- **Exercise**
Identify the lines that contain the string "电磁发射系统", then copy each of them.

- **Extracted data**
============

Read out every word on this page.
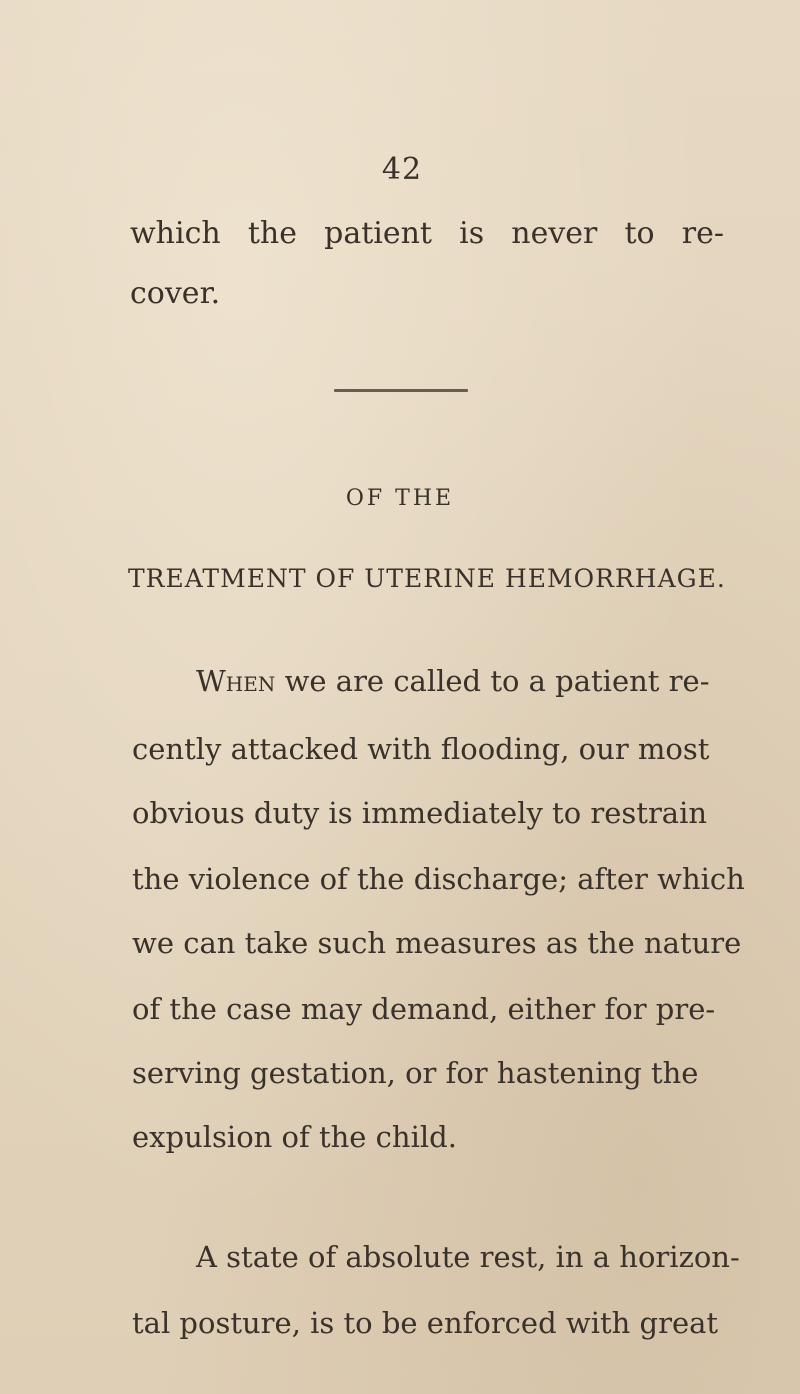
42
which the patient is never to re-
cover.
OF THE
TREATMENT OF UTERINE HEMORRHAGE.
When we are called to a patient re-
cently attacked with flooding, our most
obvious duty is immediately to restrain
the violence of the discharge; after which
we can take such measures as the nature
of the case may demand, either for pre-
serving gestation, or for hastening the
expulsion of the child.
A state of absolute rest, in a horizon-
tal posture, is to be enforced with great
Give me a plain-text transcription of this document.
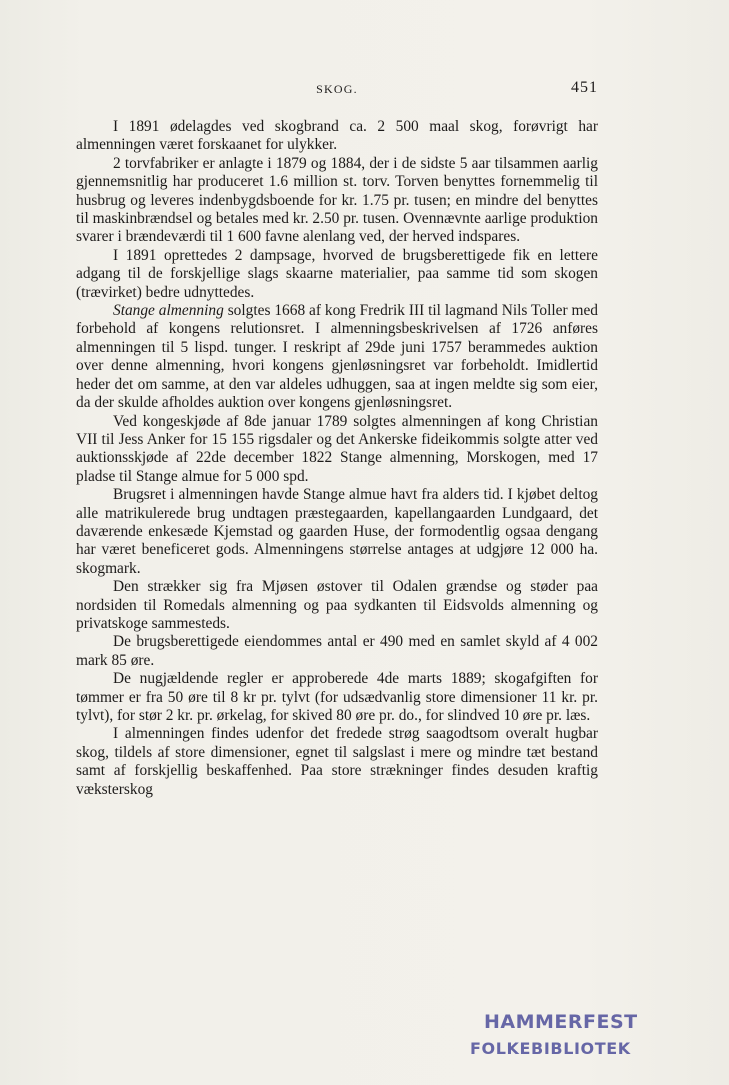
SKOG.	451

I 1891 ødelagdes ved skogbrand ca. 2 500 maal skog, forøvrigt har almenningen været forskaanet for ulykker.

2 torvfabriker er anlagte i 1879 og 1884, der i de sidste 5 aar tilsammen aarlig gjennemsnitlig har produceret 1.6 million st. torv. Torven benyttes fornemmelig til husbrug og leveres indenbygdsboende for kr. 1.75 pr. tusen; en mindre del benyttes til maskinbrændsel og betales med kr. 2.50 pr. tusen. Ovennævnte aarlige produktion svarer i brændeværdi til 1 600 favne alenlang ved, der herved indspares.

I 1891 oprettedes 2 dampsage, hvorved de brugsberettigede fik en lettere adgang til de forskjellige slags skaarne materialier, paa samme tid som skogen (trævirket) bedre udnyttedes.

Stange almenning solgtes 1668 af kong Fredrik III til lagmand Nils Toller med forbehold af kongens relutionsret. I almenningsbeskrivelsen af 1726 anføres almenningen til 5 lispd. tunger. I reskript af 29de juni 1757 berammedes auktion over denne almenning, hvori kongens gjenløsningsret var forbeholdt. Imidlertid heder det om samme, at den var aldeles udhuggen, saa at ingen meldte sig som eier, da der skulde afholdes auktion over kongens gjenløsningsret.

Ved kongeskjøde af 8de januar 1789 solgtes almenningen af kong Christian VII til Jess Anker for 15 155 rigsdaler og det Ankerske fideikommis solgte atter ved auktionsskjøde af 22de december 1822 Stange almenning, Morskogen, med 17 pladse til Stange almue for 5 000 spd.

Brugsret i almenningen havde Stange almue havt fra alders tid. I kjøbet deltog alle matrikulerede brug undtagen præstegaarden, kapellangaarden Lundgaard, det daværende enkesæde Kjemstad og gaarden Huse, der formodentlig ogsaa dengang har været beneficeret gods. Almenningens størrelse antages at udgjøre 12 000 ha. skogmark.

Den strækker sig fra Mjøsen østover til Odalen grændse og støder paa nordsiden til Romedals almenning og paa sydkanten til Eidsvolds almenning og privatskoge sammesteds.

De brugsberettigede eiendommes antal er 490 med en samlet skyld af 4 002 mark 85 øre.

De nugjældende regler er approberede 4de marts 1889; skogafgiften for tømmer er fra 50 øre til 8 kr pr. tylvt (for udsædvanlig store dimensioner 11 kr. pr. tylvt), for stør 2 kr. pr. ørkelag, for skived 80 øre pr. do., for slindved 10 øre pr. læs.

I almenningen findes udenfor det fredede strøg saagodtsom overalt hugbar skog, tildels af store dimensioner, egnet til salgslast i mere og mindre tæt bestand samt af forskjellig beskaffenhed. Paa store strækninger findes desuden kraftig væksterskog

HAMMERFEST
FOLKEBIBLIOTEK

============

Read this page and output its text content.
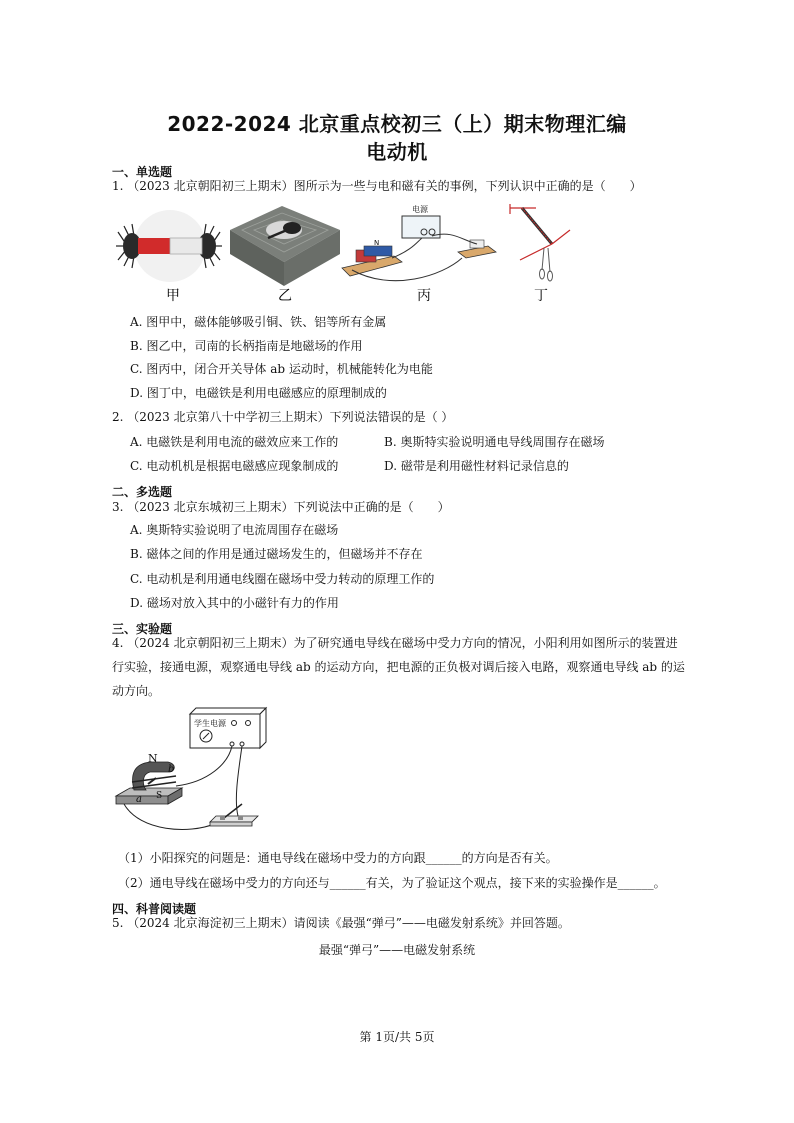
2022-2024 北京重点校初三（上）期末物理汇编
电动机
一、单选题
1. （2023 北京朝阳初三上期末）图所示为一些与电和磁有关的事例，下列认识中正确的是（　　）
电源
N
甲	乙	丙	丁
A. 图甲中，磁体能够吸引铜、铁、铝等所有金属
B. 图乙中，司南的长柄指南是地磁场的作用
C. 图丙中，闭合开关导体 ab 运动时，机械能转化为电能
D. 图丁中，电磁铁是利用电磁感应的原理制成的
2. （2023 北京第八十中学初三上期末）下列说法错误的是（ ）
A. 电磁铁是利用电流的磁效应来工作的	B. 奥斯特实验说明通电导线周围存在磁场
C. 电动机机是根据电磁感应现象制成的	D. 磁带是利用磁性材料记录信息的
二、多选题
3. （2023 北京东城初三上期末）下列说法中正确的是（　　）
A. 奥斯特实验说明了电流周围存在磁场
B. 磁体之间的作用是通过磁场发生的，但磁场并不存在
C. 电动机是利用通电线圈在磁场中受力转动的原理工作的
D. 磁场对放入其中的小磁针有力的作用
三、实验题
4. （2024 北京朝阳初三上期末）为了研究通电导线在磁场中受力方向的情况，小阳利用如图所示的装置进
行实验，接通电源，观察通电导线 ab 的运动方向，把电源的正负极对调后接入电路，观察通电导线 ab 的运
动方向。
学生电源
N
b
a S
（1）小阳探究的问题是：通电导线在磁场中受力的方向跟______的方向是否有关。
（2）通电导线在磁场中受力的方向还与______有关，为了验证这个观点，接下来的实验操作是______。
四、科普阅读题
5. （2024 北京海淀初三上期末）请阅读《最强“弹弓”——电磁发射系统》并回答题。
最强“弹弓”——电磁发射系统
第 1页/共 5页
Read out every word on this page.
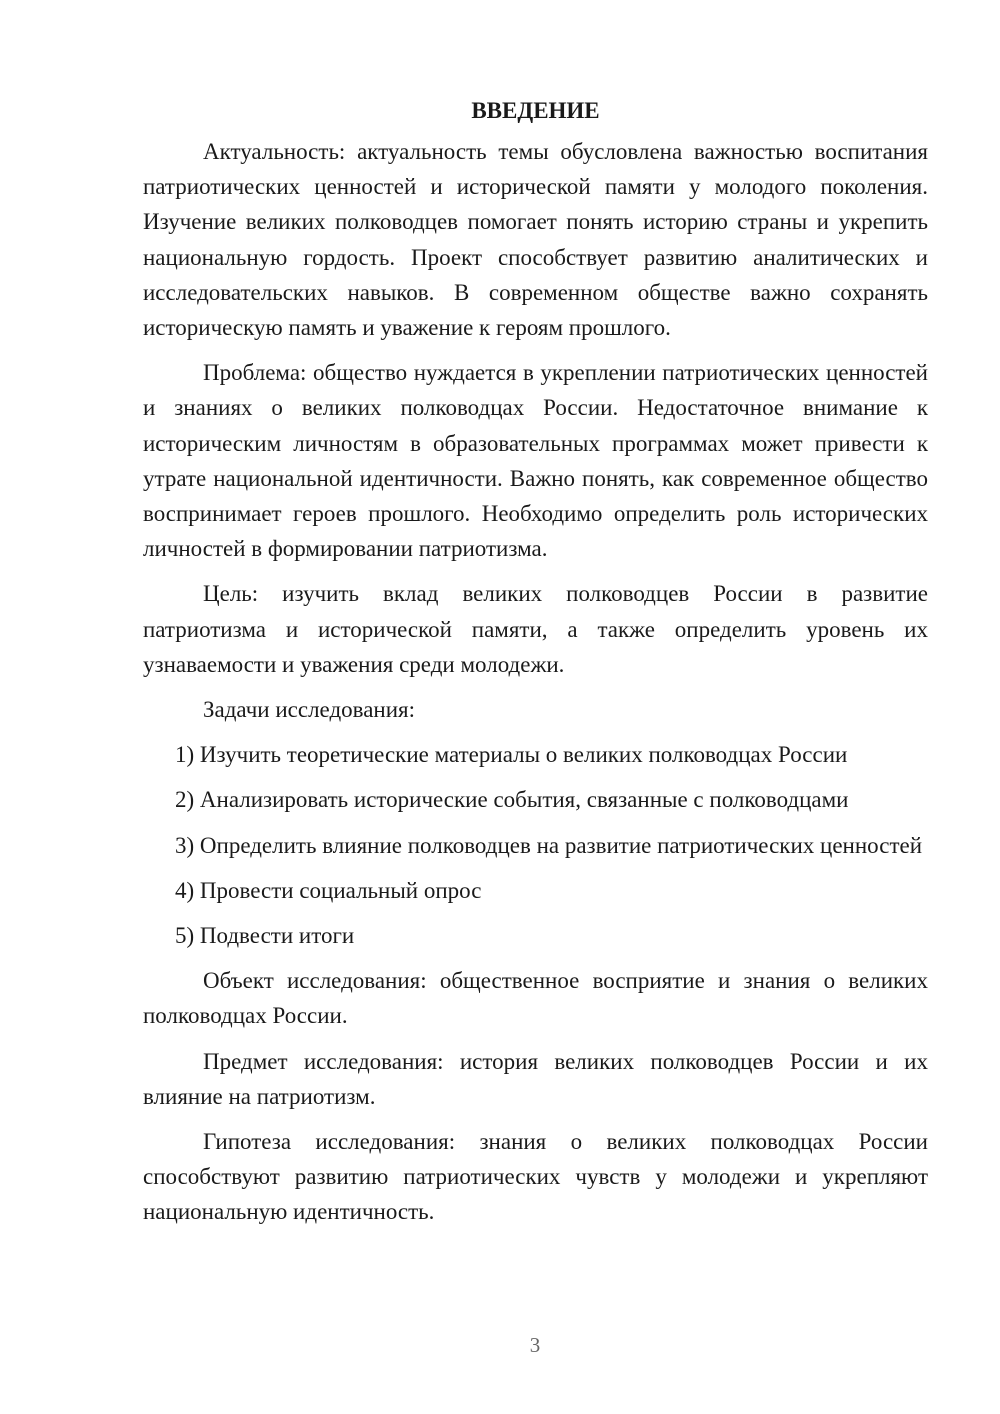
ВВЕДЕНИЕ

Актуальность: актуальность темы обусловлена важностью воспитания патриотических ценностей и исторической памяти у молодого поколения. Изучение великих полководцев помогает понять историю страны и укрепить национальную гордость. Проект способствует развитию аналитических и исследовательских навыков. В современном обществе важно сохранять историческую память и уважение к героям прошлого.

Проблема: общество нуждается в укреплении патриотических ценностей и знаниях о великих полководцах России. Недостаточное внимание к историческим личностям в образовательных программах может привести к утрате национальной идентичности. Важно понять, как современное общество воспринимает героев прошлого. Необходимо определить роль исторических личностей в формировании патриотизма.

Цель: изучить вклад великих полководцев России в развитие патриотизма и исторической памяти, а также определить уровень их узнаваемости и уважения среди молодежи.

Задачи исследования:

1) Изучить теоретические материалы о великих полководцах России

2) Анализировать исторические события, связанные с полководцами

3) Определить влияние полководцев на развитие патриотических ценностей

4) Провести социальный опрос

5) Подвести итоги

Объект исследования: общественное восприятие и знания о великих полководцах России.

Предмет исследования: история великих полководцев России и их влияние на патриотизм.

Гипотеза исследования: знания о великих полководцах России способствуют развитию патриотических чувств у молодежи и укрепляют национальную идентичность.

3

============

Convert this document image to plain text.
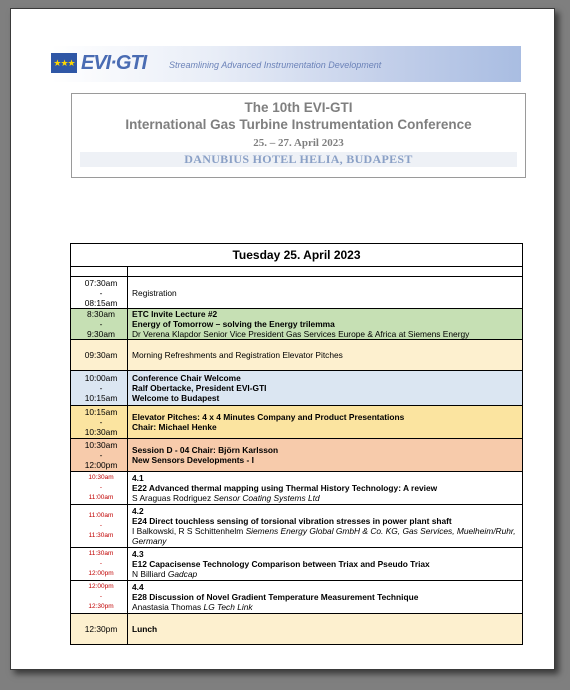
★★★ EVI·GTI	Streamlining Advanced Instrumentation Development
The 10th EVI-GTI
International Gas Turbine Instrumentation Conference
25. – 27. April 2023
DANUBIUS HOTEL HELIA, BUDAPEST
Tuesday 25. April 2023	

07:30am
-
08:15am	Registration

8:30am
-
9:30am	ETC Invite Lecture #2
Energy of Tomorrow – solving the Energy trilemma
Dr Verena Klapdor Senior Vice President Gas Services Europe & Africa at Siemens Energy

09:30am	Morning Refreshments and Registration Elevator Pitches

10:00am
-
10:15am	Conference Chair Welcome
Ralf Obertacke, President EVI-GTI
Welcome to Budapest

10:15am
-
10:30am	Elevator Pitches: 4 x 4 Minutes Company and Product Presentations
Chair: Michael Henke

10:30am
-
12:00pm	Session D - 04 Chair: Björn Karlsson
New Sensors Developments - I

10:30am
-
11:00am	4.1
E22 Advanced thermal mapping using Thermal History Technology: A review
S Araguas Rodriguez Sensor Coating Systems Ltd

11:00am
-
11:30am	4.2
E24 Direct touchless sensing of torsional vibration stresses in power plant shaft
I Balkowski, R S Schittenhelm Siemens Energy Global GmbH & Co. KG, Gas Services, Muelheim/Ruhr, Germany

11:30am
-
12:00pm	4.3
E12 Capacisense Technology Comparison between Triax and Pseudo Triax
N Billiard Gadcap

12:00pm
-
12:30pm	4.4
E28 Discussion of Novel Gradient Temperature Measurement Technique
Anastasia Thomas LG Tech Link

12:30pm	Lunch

============

- **Final answer**
5. （2024 北京海淀初三上期末）请阅读《最强“弹弓”——电磁发射系统》并回答题。
最强“弹弓”——电磁发射系统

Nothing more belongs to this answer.